Records that describe figures
------------------------------------------------

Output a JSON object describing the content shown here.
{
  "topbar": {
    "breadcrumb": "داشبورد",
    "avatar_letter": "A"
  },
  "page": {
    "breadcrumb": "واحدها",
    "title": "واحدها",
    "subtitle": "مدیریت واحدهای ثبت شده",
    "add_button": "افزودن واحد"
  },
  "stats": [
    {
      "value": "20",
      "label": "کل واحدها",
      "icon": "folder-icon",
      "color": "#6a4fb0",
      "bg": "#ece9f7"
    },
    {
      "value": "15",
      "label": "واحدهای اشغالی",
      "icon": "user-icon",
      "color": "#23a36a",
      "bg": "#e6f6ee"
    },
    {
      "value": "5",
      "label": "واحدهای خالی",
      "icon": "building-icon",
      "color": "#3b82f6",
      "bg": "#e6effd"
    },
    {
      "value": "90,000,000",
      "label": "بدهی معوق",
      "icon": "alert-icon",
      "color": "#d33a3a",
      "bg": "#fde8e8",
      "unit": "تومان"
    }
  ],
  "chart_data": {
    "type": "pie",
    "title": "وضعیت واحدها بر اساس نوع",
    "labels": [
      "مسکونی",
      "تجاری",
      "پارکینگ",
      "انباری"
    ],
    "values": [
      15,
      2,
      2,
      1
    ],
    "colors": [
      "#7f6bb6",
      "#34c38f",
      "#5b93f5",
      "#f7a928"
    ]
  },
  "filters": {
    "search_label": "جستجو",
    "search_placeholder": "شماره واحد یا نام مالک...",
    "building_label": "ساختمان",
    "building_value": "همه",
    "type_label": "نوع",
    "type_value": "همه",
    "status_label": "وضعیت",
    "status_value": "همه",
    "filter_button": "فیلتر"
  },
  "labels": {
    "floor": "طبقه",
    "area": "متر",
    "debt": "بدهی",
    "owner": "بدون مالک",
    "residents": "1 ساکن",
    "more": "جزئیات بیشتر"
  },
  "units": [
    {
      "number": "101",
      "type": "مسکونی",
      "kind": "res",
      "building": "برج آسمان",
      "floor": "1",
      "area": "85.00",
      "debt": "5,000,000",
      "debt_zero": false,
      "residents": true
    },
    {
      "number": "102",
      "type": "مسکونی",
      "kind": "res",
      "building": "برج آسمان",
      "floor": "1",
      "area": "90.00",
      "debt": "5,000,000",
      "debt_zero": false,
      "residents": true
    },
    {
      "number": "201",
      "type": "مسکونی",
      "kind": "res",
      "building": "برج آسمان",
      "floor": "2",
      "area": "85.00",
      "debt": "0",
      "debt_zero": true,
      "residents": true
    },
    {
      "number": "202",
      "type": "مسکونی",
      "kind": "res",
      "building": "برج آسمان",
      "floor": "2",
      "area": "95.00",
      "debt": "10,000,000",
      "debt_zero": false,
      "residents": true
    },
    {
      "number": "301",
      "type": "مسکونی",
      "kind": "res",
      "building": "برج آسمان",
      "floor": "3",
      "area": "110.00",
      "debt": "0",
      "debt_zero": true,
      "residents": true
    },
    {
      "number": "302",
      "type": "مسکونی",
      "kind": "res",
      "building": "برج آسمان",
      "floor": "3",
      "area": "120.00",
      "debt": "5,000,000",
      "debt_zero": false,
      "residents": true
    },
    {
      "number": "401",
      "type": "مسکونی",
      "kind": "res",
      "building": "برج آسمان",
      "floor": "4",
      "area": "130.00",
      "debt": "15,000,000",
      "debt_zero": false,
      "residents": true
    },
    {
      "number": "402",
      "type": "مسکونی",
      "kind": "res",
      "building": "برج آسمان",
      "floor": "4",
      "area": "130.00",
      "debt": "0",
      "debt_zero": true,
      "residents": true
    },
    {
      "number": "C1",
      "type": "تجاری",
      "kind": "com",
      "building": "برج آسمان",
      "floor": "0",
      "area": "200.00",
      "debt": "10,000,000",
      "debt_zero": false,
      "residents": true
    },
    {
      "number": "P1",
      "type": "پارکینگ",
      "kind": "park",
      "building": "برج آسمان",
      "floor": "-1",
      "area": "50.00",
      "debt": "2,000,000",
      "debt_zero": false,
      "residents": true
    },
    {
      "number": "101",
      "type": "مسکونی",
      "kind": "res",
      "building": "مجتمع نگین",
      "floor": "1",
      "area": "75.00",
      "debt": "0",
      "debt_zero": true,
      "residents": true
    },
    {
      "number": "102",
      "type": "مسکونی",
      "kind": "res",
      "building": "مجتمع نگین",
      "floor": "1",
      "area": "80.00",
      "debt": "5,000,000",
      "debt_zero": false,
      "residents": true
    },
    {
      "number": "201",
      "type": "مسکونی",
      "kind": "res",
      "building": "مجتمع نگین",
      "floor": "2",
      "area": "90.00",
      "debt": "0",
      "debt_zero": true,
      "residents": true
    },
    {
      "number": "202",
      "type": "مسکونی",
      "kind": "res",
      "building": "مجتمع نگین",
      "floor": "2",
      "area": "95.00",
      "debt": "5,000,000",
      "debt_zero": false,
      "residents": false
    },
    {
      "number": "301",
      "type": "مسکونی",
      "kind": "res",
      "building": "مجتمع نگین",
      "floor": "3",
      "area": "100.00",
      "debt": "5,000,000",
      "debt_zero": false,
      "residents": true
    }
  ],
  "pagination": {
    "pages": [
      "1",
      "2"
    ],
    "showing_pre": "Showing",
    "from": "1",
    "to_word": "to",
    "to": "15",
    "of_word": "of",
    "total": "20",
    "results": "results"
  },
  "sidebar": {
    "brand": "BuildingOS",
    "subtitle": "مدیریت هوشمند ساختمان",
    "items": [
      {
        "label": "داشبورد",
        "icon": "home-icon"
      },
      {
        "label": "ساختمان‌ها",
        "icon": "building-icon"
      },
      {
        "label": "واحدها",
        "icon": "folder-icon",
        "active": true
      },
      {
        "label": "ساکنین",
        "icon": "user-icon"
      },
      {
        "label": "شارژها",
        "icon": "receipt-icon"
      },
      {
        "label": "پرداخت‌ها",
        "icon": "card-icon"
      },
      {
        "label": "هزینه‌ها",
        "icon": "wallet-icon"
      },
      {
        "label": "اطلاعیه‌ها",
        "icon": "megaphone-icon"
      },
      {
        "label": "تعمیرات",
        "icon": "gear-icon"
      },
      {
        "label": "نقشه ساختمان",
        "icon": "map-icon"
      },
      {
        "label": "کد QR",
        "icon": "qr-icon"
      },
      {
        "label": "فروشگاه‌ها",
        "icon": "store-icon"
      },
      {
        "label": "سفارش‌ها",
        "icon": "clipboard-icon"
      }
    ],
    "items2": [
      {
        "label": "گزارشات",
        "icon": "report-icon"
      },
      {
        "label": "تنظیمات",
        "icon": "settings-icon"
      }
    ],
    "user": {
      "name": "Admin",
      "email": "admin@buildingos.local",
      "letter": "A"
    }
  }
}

------------------------------------------------

Exercise prompt
Take the entries and copy them out exactly.

Reply to the exercise
Output a JSON object describing the content shown here.
{
  "topbar": {
    "breadcrumb": "داشبورد",
    "avatar_letter": "A"
  },
  "page": {
    "breadcrumb": "واحدها",
    "title": "واحدها",
    "subtitle": "مدیریت واحدهای ثبت شده",
    "add_button": "افزودن واحد"
  },
  "stats": [
    {
      "value": "20",
      "label": "کل واحدها",
      "icon": "folder-icon",
      "color": "#6a4fb0",
      "bg": "#ece9f7"
    },
    {
      "value": "15",
      "label": "واحدهای اشغالی",
      "icon": "user-icon",
      "color": "#23a36a",
      "bg": "#e6f6ee"
    },
    {
      "value": "5",
      "label": "واحدهای خالی",
      "icon": "building-icon",
      "color": "#3b82f6",
      "bg": "#e6effd"
    },
    {
      "value": "90,000,000",
      "label": "بدهی معوق",
      "icon": "alert-icon",
      "color": "#d33a3a",
      "bg": "#fde8e8",
      "unit": "تومان"
    }
  ],
  "chart_data": {
    "type": "pie",
    "title": "وضعیت واحدها بر اساس نوع",
    "labels": [
      "مسکونی",
      "تجاری",
      "پارکینگ",
      "انباری"
    ],
    "values": [
      15,
      2,
      2,
      1
    ],
    "colors": [
      "#7f6bb6",
      "#34c38f",
      "#5b93f5",
      "#f7a928"
    ]
  },
  "filters": {
    "search_label": "جستجو",
    "search_placeholder": "شماره واحد یا نام مالک...",
    "building_label": "ساختمان",
    "building_value": "همه",
    "type_label": "نوع",
    "type_value": "همه",
    "status_label": "وضعیت",
    "status_value": "همه",
    "filter_button": "فیلتر"
  },
  "labels": {
    "floor": "طبقه",
    "area": "متر",
    "debt": "بدهی",
    "owner": "بدون مالک",
    "residents": "1 ساکن",
    "more": "جزئیات بیشتر"
  },
  "units": [
    {
      "number": "101",
      "type": "مسکونی",
      "kind": "res",
      "building": "برج آسمان",
      "floor": "1",
      "area": "85.00",
      "debt": "5,000,000",
      "debt_zero": false,
      "residents": true
    },
    {
      "number": "102",
      "type": "مسکونی",
      "kind": "res",
      "building": "برج آسمان",
      "floor": "1",
      "area": "90.00",
      "debt": "5,000,000",
      "debt_zero": false,
      "residents": true
    },
    {
      "number": "201",
      "type": "مسکونی",
      "kind": "res",
      "building": "برج آسمان",
      "floor": "2",
      "area": "85.00",
      "debt": "0",
      "debt_zero": true,
      "residents": true
    },
    {
      "number": "202",
      "type": "مسکونی",
      "kind": "res",
      "building": "برج آسمان",
      "floor": "2",
      "area": "95.00",
      "debt": "10,000,000",
      "debt_zero": false,
      "residents": true
    },
    {
      "number": "301",
      "type": "مسکونی",
      "kind": "res",
      "building": "برج آسمان",
      "floor": "3",
      "area": "110.00",
      "debt": "0",
      "debt_zero": true,
      "residents": true
    },
    {
      "number": "302",
      "type": "مسکونی",
      "kind": "res",
      "building": "برج آسمان",
      "floor": "3",
      "area": "120.00",
      "debt": "5,000,000",
      "debt_zero": false,
      "residents": true
    },
    {
      "number": "401",
      "type": "مسکونی",
      "kind": "res",
      "building": "برج آسمان",
      "floor": "4",
      "area": "130.00",
      "debt": "15,000,000",
      "debt_zero": false,
      "residents": true
    },
    {
      "number": "402",
      "type": "مسکونی",
      "kind": "res",
      "building": "برج آسمان",
      "floor": "4",
      "area": "130.00",
      "debt": "0",
      "debt_zero": true,
      "residents": true
    },
    {
      "number": "C1",
      "type": "تجاری",
      "kind": "com",
      "building": "برج آسمان",
      "floor": "0",
      "area": "200.00",
      "debt": "10,000,000",
      "debt_zero": false,
      "residents": true
    },
    {
      "number": "P1",
      "type": "پارکینگ",
      "kind": "park",
      "building": "برج آسمان",
      "floor": "-1",
      "area": "50.00",
      "debt": "2,000,000",
      "debt_zero": false,
      "residents": true
    },
    {
      "number": "101",
      "type": "مسکونی",
      "kind": "res",
      "building": "مجتمع نگین",
      "floor": "1",
      "area": "75.00",
      "debt": "0",
      "debt_zero": true,
      "residents": true
    },
    {
      "number": "102",
      "type": "مسکونی",
      "kind": "res",
      "building": "مجتمع نگین",
      "floor": "1",
      "area": "80.00",
      "debt": "5,000,000",
      "debt_zero": false,
      "residents": true
    },
    {
      "number": "201",
      "type": "مسکونی",
      "kind": "res",
      "building": "مجتمع نگین",
      "floor": "2",
      "area": "90.00",
      "debt": "0",
      "debt_zero": true,
      "residents": true
    },
    {
      "number": "202",
      "type": "مسکونی",
      "kind": "res",
      "building": "مجتمع نگین",
      "floor": "2",
      "area": "95.00",
      "debt": "5,000,000",
      "debt_zero": false,
      "residents": false
    },
    {
      "number": "301",
      "type": "مسکونی",
      "kind": "res",
      "building": "مجتمع نگین",
      "floor": "3",
      "area": "100.00",
      "debt": "5,000,000",
      "debt_zero": false,
      "residents": true
    }
  ],
  "pagination": {
    "pages": [
      "1",
      "2"
    ],
    "showing_pre": "Showing",
    "from": "1",
    "to_word": "to",
    "to": "15",
    "of_word": "of",
    "total": "20",
    "results": "results"
  },
  "sidebar": {
    "brand": "BuildingOS",
    "subtitle": "مدیریت هوشمند ساختمان",
    "items": [
      {
        "label": "داشبورد",
        "icon": "home-icon"
      },
      {
        "label": "ساختمان‌ها",
        "icon": "building-icon"
      },
      {
        "label": "واحدها",
        "icon": "folder-icon",
        "active": true
      },
      {
        "label": "ساکنین",
        "icon": "user-icon"
      },
      {
        "label": "شارژها",
        "icon": "receipt-icon"
      },
      {
        "label": "پرداخت‌ها",
        "icon": "card-icon"
      },
      {
        "label": "هزینه‌ها",
        "icon": "wallet-icon"
      },
      {
        "label": "اطلاعیه‌ها",
        "icon": "megaphone-icon"
      },
      {
        "label": "تعمیرات",
        "icon": "gear-icon"
      },
      {
        "label": "نقشه ساختمان",
        "icon": "map-icon"
      },
      {
        "label": "کد QR",
        "icon": "qr-icon"
      },
      {
        "label": "فروشگاه‌ها",
        "icon": "store-icon"
      },
      {
        "label": "سفارش‌ها",
        "icon": "clipboard-icon"
      }
    ],
    "items2": [
      {
        "label": "گزارشات",
        "icon": "report-icon"
      },
      {
        "label": "تنظیمات",
        "icon": "settings-icon"
      }
    ],
    "user": {
      "name": "Admin",
      "email": "admin@buildingos.local",
      "letter": "A"
    }
  }
}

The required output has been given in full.